(Collected data entries)
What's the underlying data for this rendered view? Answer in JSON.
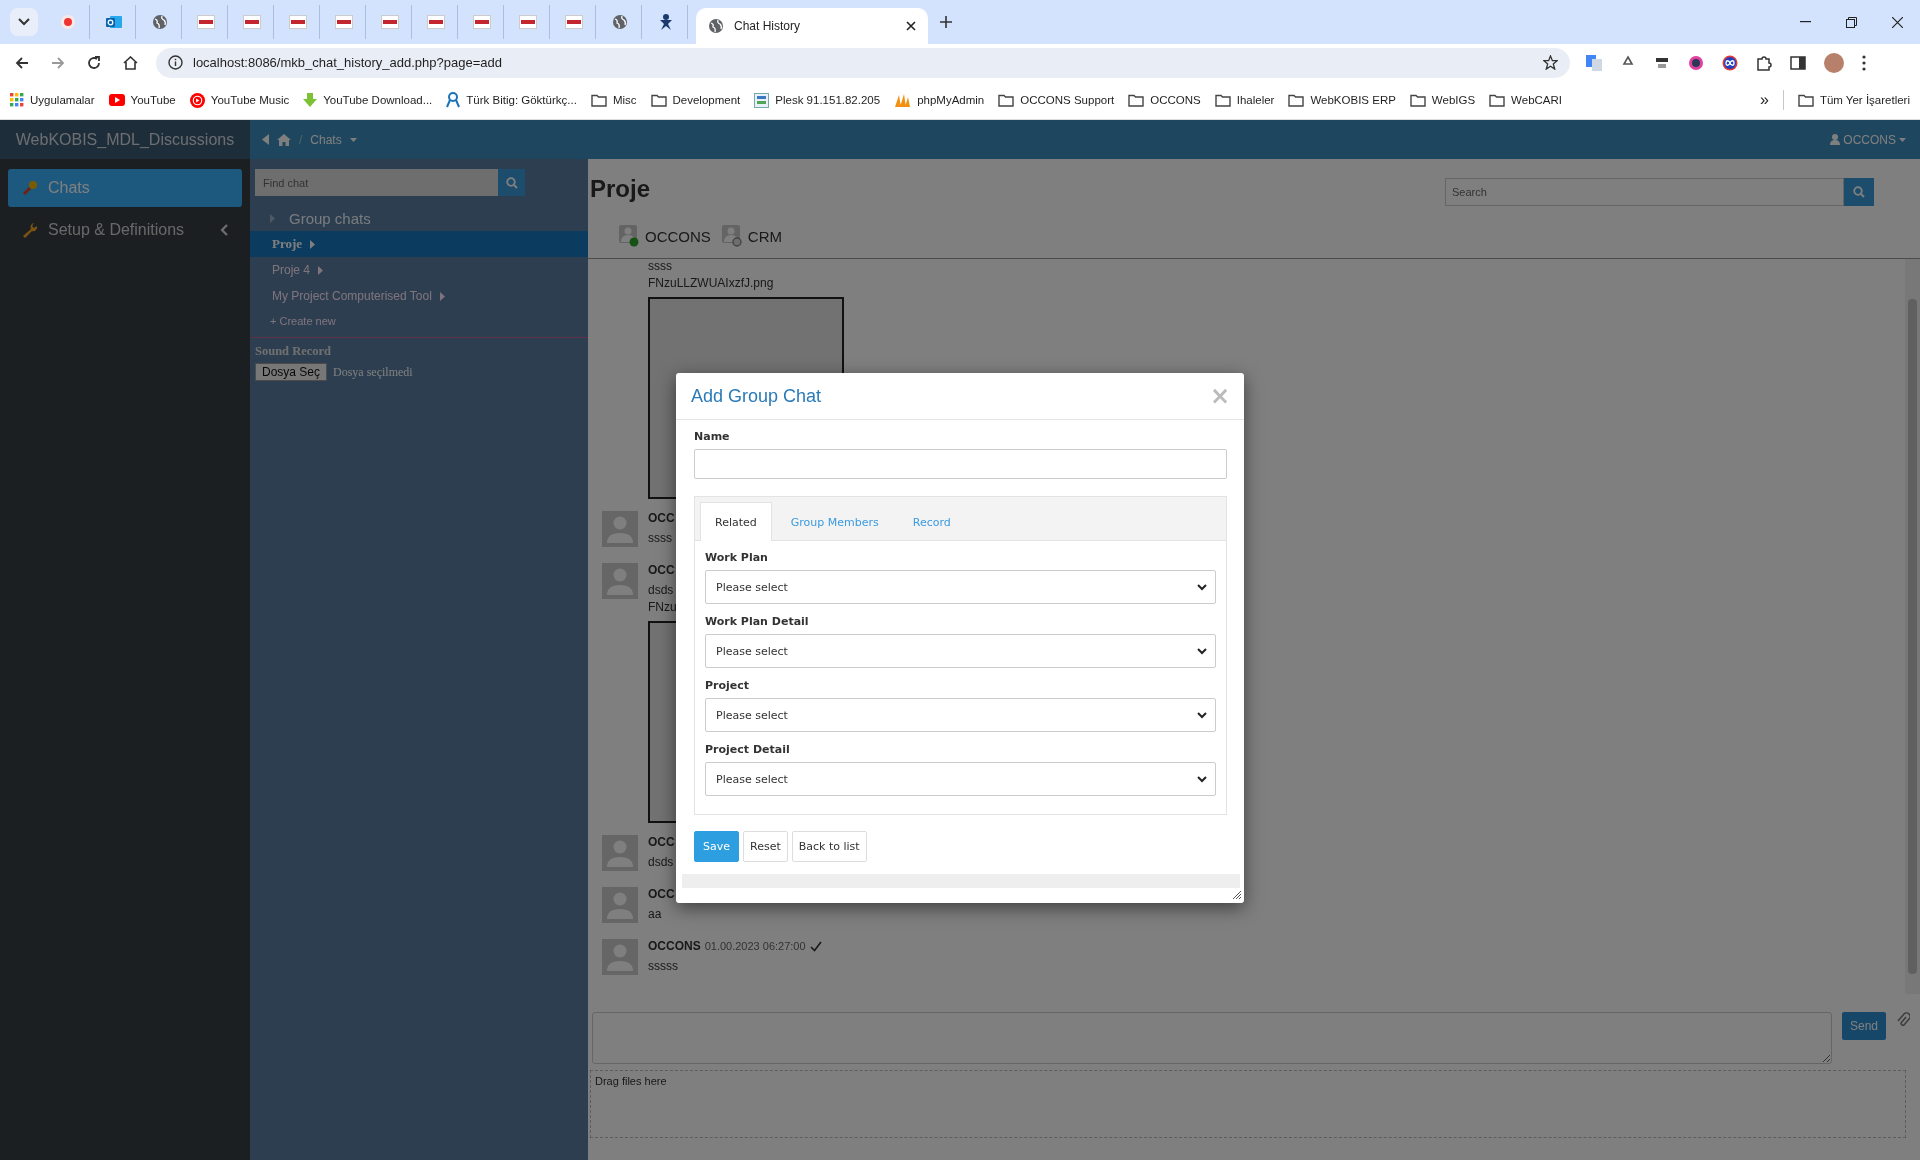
{
  "browser": {
    "tabs": [
      {
        "kind": "record",
        "selected": false
      },
      {
        "kind": "mail",
        "selected": false
      },
      {
        "kind": "globe",
        "selected": false
      },
      {
        "kind": "site",
        "selected": false
      },
      {
        "kind": "site",
        "selected": false
      },
      {
        "kind": "site",
        "selected": false
      },
      {
        "kind": "site",
        "selected": false
      },
      {
        "kind": "site",
        "selected": false
      },
      {
        "kind": "site",
        "selected": false
      },
      {
        "kind": "site",
        "selected": false
      },
      {
        "kind": "site",
        "selected": false
      },
      {
        "kind": "site",
        "selected": false
      },
      {
        "kind": "globe",
        "selected": false
      },
      {
        "kind": "figure",
        "selected": false
      },
      {
        "kind": "globe",
        "title": "Chat History",
        "selected": true
      }
    ],
    "address": "localhost:8086/mkb_chat_history_add.php?page=add",
    "bookmarks": [
      {
        "kind": "apps",
        "label": "Uygulamalar"
      },
      {
        "kind": "play",
        "label": "YouTube"
      },
      {
        "kind": "music",
        "label": "YouTube Music"
      },
      {
        "kind": "download",
        "label": "YouTube Download..."
      },
      {
        "kind": "ribbon",
        "label": "Türk Bitig: Göktürkç..."
      },
      {
        "kind": "folder",
        "label": "Misc"
      },
      {
        "kind": "folder",
        "label": "Development"
      },
      {
        "kind": "server",
        "label": "Plesk 91.151.82.205"
      },
      {
        "kind": "sail",
        "label": "phpMyAdmin"
      },
      {
        "kind": "folder",
        "label": "OCCONS Support"
      },
      {
        "kind": "folder",
        "label": "OCCONS"
      },
      {
        "kind": "folder",
        "label": "Ihaleler"
      },
      {
        "kind": "folder",
        "label": "WebKOBIS ERP"
      },
      {
        "kind": "folder",
        "label": "WebIGS"
      },
      {
        "kind": "folder",
        "label": "WebCARI"
      }
    ],
    "overflow": "»",
    "all_bookmarks": "Tüm Yer İşaretleri"
  },
  "app": {
    "brand": "WebKOBIS_MDL_Discussions",
    "separator": "/",
    "breadcrumb": "Chats",
    "user": "OCCONS"
  },
  "sidebar": {
    "items": [
      {
        "kind": "chat",
        "label": "Chats",
        "selected": true,
        "expandable": false
      },
      {
        "kind": "wrench",
        "label": "Setup & Definitions",
        "selected": false,
        "expandable": true
      }
    ]
  },
  "chat_list": {
    "search_placeholder": "Find chat",
    "group_header": "Group chats",
    "groups": [
      {
        "label": "Proje",
        "selected": true
      },
      {
        "label": "Proje 4",
        "selected": false
      },
      {
        "label": "My Project Computerised Tool",
        "selected": false
      }
    ],
    "create": "+ Create new",
    "sound_record": {
      "label": "Sound Record",
      "button": "Dosya Seç",
      "status": "Dosya seçilmedi"
    }
  },
  "chat": {
    "title": "Proje",
    "search_placeholder": "Search",
    "members": [
      {
        "name": "OCCONS",
        "online": true
      },
      {
        "name": "CRM",
        "online": false
      }
    ],
    "messages": [
      {
        "kind": "continued",
        "lines": [
          "ssss",
          "FNzuLLZWUAIxzfJ.png"
        ],
        "image": true
      },
      {
        "kind": "message",
        "author": "OCC",
        "lines": [
          "ssss"
        ],
        "image": false
      },
      {
        "kind": "message",
        "author": "OCC",
        "lines": [
          "dsds",
          "FNzu"
        ],
        "image": true
      },
      {
        "kind": "message",
        "author": "OCC",
        "lines": [
          "dsds"
        ],
        "image": false
      },
      {
        "kind": "message",
        "author": "OCC",
        "lines": [
          "aa"
        ],
        "image": false
      },
      {
        "kind": "message",
        "author": "OCCONS",
        "time": "01.00.2023 06:27:00",
        "read": true,
        "lines": [
          "sssss"
        ],
        "image": false
      }
    ],
    "send": "Send",
    "dropzone": "Drag files here"
  },
  "modal": {
    "title": "Add Group Chat",
    "close": "×",
    "name_label": "Name",
    "tabs": [
      {
        "label": "Related",
        "selected": true
      },
      {
        "label": "Group Members",
        "selected": false
      },
      {
        "label": "Record",
        "selected": false
      }
    ],
    "selects": [
      {
        "label": "Work Plan",
        "value": "Please select"
      },
      {
        "label": "Work Plan Detail",
        "value": "Please select"
      },
      {
        "label": "Project",
        "value": "Please select"
      },
      {
        "label": "Project Detail",
        "value": "Please select"
      }
    ],
    "buttons": [
      {
        "label": "Save",
        "kind": "primary"
      },
      {
        "label": "Reset",
        "kind": "default"
      },
      {
        "label": "Back to list",
        "kind": "default"
      }
    ]
  }
}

Task brief - Search the entries for the word "Project" and copy every line that has it.

Written response -
        "label": "My Project Computerised Tool",
        "label": "Project",
        "label": "Project Detail",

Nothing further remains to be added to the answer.